▶ _SUPPLIED INFORMATION_:

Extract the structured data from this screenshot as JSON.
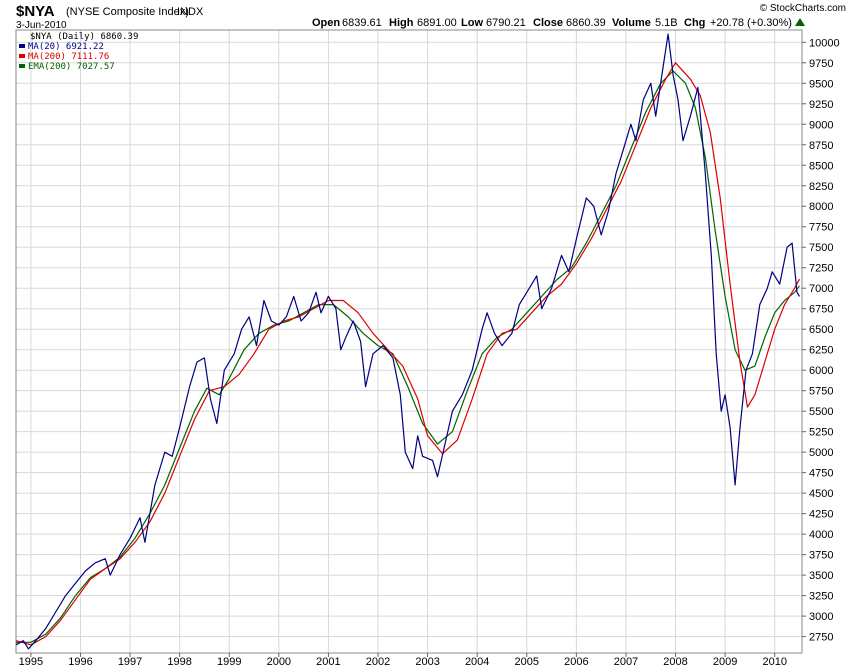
{
  "header": {
    "symbol": "$NYA",
    "name": "(NYSE Composite Index)",
    "exchange": "INDX",
    "date": "3-Jun-2010",
    "open_label": "Open",
    "open": "6839.61",
    "high_label": "High",
    "high": "6891.00",
    "low_label": "Low",
    "low": "6790.21",
    "close_label": "Close",
    "close": "6860.39",
    "volume_label": "Volume",
    "volume": "5.1B",
    "chg_label": "Chg",
    "chg": "+20.78 (+0.30%)",
    "brand": "© StockCharts.com"
  },
  "legend": [
    {
      "label": "$NYA (Daily) 6860.39",
      "color": "#000000"
    },
    {
      "label": "MA(20) 6921.22",
      "color": "#00008b"
    },
    {
      "label": "MA(200) 7111.76",
      "color": "#dd0000"
    },
    {
      "label": "EMA(200) 7027.57",
      "color": "#006400"
    }
  ],
  "colors": {
    "price": "#000080",
    "ma200": "#dd0000",
    "ema200": "#006400",
    "grid": "#d8d8d8",
    "border": "#888888"
  },
  "chart_data": {
    "type": "line",
    "xlim": [
      1994.7,
      2010.55
    ],
    "ylim": [
      2550,
      10150
    ],
    "yticks": [
      2750,
      3000,
      3250,
      3500,
      3750,
      4000,
      4250,
      4500,
      4750,
      5000,
      5250,
      5500,
      5750,
      6000,
      6250,
      6500,
      6750,
      7000,
      7250,
      7500,
      7750,
      8000,
      8250,
      8500,
      8750,
      9000,
      9250,
      9500,
      9750,
      10000
    ],
    "xticks": [
      {
        "label": "1995",
        "x": 1995.0
      },
      {
        "label": "1996",
        "x": 1996.0
      },
      {
        "label": "1997",
        "x": 1997.0
      },
      {
        "label": "1998",
        "x": 1998.0
      },
      {
        "label": "1999",
        "x": 1999.0
      },
      {
        "label": "2000",
        "x": 2000.0
      },
      {
        "label": "2001",
        "x": 2001.0
      },
      {
        "label": "2002",
        "x": 2002.0
      },
      {
        "label": "2003",
        "x": 2003.0
      },
      {
        "label": "2004",
        "x": 2004.0
      },
      {
        "label": "2005",
        "x": 2005.0
      },
      {
        "label": "2006",
        "x": 2006.0
      },
      {
        "label": "2007",
        "x": 2007.0
      },
      {
        "label": "2008",
        "x": 2008.0
      },
      {
        "label": "2009",
        "x": 2009.0
      },
      {
        "label": "2010",
        "x": 2010.0
      }
    ],
    "grid": true,
    "series": [
      {
        "name": "MA(20)",
        "color": "#000080",
        "points": [
          [
            1994.7,
            2650
          ],
          [
            1994.85,
            2700
          ],
          [
            1994.95,
            2600
          ],
          [
            1995.1,
            2700
          ],
          [
            1995.3,
            2850
          ],
          [
            1995.5,
            3050
          ],
          [
            1995.7,
            3250
          ],
          [
            1995.9,
            3400
          ],
          [
            1996.1,
            3550
          ],
          [
            1996.3,
            3650
          ],
          [
            1996.5,
            3700
          ],
          [
            1996.6,
            3500
          ],
          [
            1996.8,
            3750
          ],
          [
            1997.0,
            3950
          ],
          [
            1997.2,
            4200
          ],
          [
            1997.3,
            3900
          ],
          [
            1997.5,
            4600
          ],
          [
            1997.7,
            5000
          ],
          [
            1997.85,
            4950
          ],
          [
            1998.0,
            5300
          ],
          [
            1998.2,
            5800
          ],
          [
            1998.35,
            6100
          ],
          [
            1998.5,
            6150
          ],
          [
            1998.62,
            5650
          ],
          [
            1998.75,
            5350
          ],
          [
            1998.9,
            6000
          ],
          [
            1999.1,
            6200
          ],
          [
            1999.25,
            6500
          ],
          [
            1999.4,
            6650
          ],
          [
            1999.55,
            6300
          ],
          [
            1999.7,
            6850
          ],
          [
            1999.85,
            6600
          ],
          [
            2000.0,
            6550
          ],
          [
            2000.15,
            6650
          ],
          [
            2000.3,
            6900
          ],
          [
            2000.45,
            6600
          ],
          [
            2000.6,
            6700
          ],
          [
            2000.75,
            6950
          ],
          [
            2000.85,
            6700
          ],
          [
            2001.0,
            6900
          ],
          [
            2001.15,
            6750
          ],
          [
            2001.25,
            6250
          ],
          [
            2001.35,
            6400
          ],
          [
            2001.5,
            6600
          ],
          [
            2001.65,
            6350
          ],
          [
            2001.75,
            5800
          ],
          [
            2001.9,
            6200
          ],
          [
            2002.1,
            6300
          ],
          [
            2002.3,
            6150
          ],
          [
            2002.45,
            5700
          ],
          [
            2002.55,
            5000
          ],
          [
            2002.7,
            4800
          ],
          [
            2002.8,
            5200
          ],
          [
            2002.9,
            4950
          ],
          [
            2003.1,
            4900
          ],
          [
            2003.2,
            4700
          ],
          [
            2003.35,
            5100
          ],
          [
            2003.5,
            5500
          ],
          [
            2003.7,
            5700
          ],
          [
            2003.9,
            6000
          ],
          [
            2004.1,
            6500
          ],
          [
            2004.2,
            6700
          ],
          [
            2004.35,
            6450
          ],
          [
            2004.5,
            6300
          ],
          [
            2004.7,
            6450
          ],
          [
            2004.85,
            6800
          ],
          [
            2005.0,
            6950
          ],
          [
            2005.2,
            7150
          ],
          [
            2005.3,
            6750
          ],
          [
            2005.5,
            7000
          ],
          [
            2005.7,
            7400
          ],
          [
            2005.85,
            7200
          ],
          [
            2006.0,
            7600
          ],
          [
            2006.2,
            8100
          ],
          [
            2006.35,
            8000
          ],
          [
            2006.5,
            7650
          ],
          [
            2006.65,
            7950
          ],
          [
            2006.8,
            8400
          ],
          [
            2006.95,
            8700
          ],
          [
            2007.1,
            9000
          ],
          [
            2007.2,
            8800
          ],
          [
            2007.35,
            9300
          ],
          [
            2007.5,
            9500
          ],
          [
            2007.6,
            9100
          ],
          [
            2007.75,
            9700
          ],
          [
            2007.85,
            10100
          ],
          [
            2007.95,
            9600
          ],
          [
            2008.05,
            9300
          ],
          [
            2008.15,
            8800
          ],
          [
            2008.3,
            9100
          ],
          [
            2008.45,
            9450
          ],
          [
            2008.6,
            8400
          ],
          [
            2008.72,
            7400
          ],
          [
            2008.82,
            6200
          ],
          [
            2008.92,
            5500
          ],
          [
            2009.0,
            5700
          ],
          [
            2009.1,
            5300
          ],
          [
            2009.2,
            4600
          ],
          [
            2009.3,
            5300
          ],
          [
            2009.42,
            6000
          ],
          [
            2009.55,
            6200
          ],
          [
            2009.7,
            6800
          ],
          [
            2009.85,
            7000
          ],
          [
            2009.95,
            7200
          ],
          [
            2010.1,
            7050
          ],
          [
            2010.25,
            7500
          ],
          [
            2010.35,
            7550
          ],
          [
            2010.45,
            6950
          ],
          [
            2010.5,
            6900
          ]
        ]
      },
      {
        "name": "MA(200)",
        "color": "#dd0000",
        "points": [
          [
            1994.7,
            2700
          ],
          [
            1995.0,
            2650
          ],
          [
            1995.3,
            2750
          ],
          [
            1995.6,
            2950
          ],
          [
            1995.9,
            3200
          ],
          [
            1996.2,
            3450
          ],
          [
            1996.5,
            3580
          ],
          [
            1996.8,
            3700
          ],
          [
            1997.1,
            3900
          ],
          [
            1997.4,
            4150
          ],
          [
            1997.7,
            4500
          ],
          [
            1998.0,
            4950
          ],
          [
            1998.3,
            5400
          ],
          [
            1998.6,
            5750
          ],
          [
            1998.9,
            5800
          ],
          [
            1999.2,
            5950
          ],
          [
            1999.5,
            6200
          ],
          [
            1999.8,
            6500
          ],
          [
            2000.1,
            6600
          ],
          [
            2000.4,
            6650
          ],
          [
            2000.7,
            6750
          ],
          [
            2001.0,
            6850
          ],
          [
            2001.3,
            6850
          ],
          [
            2001.6,
            6700
          ],
          [
            2001.9,
            6450
          ],
          [
            2002.2,
            6250
          ],
          [
            2002.5,
            6050
          ],
          [
            2002.8,
            5650
          ],
          [
            2003.0,
            5200
          ],
          [
            2003.3,
            4980
          ],
          [
            2003.6,
            5150
          ],
          [
            2003.9,
            5650
          ],
          [
            2004.2,
            6200
          ],
          [
            2004.5,
            6450
          ],
          [
            2004.8,
            6500
          ],
          [
            2005.1,
            6700
          ],
          [
            2005.4,
            6900
          ],
          [
            2005.7,
            7050
          ],
          [
            2006.0,
            7300
          ],
          [
            2006.3,
            7600
          ],
          [
            2006.6,
            7950
          ],
          [
            2006.9,
            8300
          ],
          [
            2007.2,
            8750
          ],
          [
            2007.5,
            9200
          ],
          [
            2007.8,
            9550
          ],
          [
            2008.0,
            9750
          ],
          [
            2008.3,
            9550
          ],
          [
            2008.5,
            9350
          ],
          [
            2008.7,
            8900
          ],
          [
            2008.9,
            8100
          ],
          [
            2009.1,
            7050
          ],
          [
            2009.3,
            6100
          ],
          [
            2009.45,
            5550
          ],
          [
            2009.6,
            5700
          ],
          [
            2009.8,
            6100
          ],
          [
            2010.0,
            6500
          ],
          [
            2010.2,
            6800
          ],
          [
            2010.4,
            7000
          ],
          [
            2010.5,
            7110
          ]
        ]
      },
      {
        "name": "EMA(200)",
        "color": "#006400",
        "points": [
          [
            1994.7,
            2680
          ],
          [
            1995.0,
            2680
          ],
          [
            1995.3,
            2780
          ],
          [
            1995.6,
            2980
          ],
          [
            1995.9,
            3250
          ],
          [
            1996.2,
            3470
          ],
          [
            1996.5,
            3580
          ],
          [
            1996.8,
            3720
          ],
          [
            1997.1,
            3950
          ],
          [
            1997.4,
            4250
          ],
          [
            1997.7,
            4600
          ],
          [
            1998.0,
            5050
          ],
          [
            1998.3,
            5500
          ],
          [
            1998.55,
            5780
          ],
          [
            1998.8,
            5700
          ],
          [
            1999.0,
            5900
          ],
          [
            1999.3,
            6250
          ],
          [
            1999.6,
            6450
          ],
          [
            1999.9,
            6550
          ],
          [
            2000.2,
            6600
          ],
          [
            2000.5,
            6700
          ],
          [
            2000.8,
            6800
          ],
          [
            2001.1,
            6800
          ],
          [
            2001.4,
            6650
          ],
          [
            2001.7,
            6450
          ],
          [
            2002.0,
            6300
          ],
          [
            2002.3,
            6200
          ],
          [
            2002.6,
            5800
          ],
          [
            2002.9,
            5350
          ],
          [
            2003.2,
            5100
          ],
          [
            2003.5,
            5250
          ],
          [
            2003.8,
            5750
          ],
          [
            2004.1,
            6200
          ],
          [
            2004.4,
            6400
          ],
          [
            2004.7,
            6500
          ],
          [
            2005.0,
            6700
          ],
          [
            2005.3,
            6900
          ],
          [
            2005.6,
            7100
          ],
          [
            2005.9,
            7250
          ],
          [
            2006.2,
            7550
          ],
          [
            2006.5,
            7900
          ],
          [
            2006.8,
            8250
          ],
          [
            2007.1,
            8700
          ],
          [
            2007.4,
            9150
          ],
          [
            2007.7,
            9500
          ],
          [
            2007.95,
            9650
          ],
          [
            2008.2,
            9500
          ],
          [
            2008.4,
            9200
          ],
          [
            2008.6,
            8600
          ],
          [
            2008.8,
            7700
          ],
          [
            2009.0,
            6900
          ],
          [
            2009.2,
            6250
          ],
          [
            2009.4,
            6000
          ],
          [
            2009.6,
            6050
          ],
          [
            2009.8,
            6400
          ],
          [
            2010.0,
            6700
          ],
          [
            2010.2,
            6850
          ],
          [
            2010.4,
            6950
          ],
          [
            2010.5,
            7030
          ]
        ]
      }
    ]
  }
}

▶ _EXERCISE_:
From the listing, copy each line containing the word "name".

▶ _EXERCISE ANSWER_:
    "name": "(NYSE Composite Index)",
        "name": "MA(20)",
        "name": "MA(200)",
        "name": "EMA(200)",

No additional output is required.